RECORDS PROVIDED:
= Beginning of Section =
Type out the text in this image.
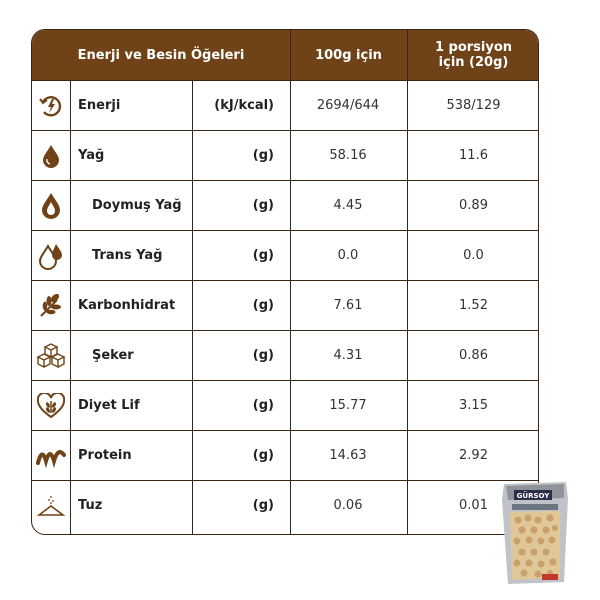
Enerji ve Besin Öğeleri	100g için	1 porsiyon
için (20g)
Enerji	(kJ/kcal)	2694/644	538/129
Yağ	(g)	58.16	11.6
Doymuş Yağ	(g)	4.45	0.89
Trans Yağ	(g)	0.0	0.0
Karbonhidrat	(g)	7.61	1.52
Şeker	(g)	4.31	0.86
Diyet Lif	(g)	15.77	3.15
Protein	(g)	14.63	2.92
Tuz	(g)	0.06	0.01
GÜRSOY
= End of Section =
WHAT TO WORK ON:
From the first line to the last, copy the records above exactly and drop any pictures.

RESPONSE BELOW:
Type out the text in this image.
Enerji ve Besin Öğeleri	100g için	1 porsiyon
için (20g)
Enerji	(kJ/kcal)	2694/644	538/129
Yağ	(g)	58.16	11.6
Doymuş Yağ	(g)	4.45	0.89
Trans Yağ	(g)	0.0	0.0
Karbonhidrat	(g)	7.61	1.52
Şeker	(g)	4.31	0.86
Diyet Lif	(g)	15.77	3.15
Protein	(g)	14.63	2.92
Tuz	(g)	0.06	0.01
GÜRSOY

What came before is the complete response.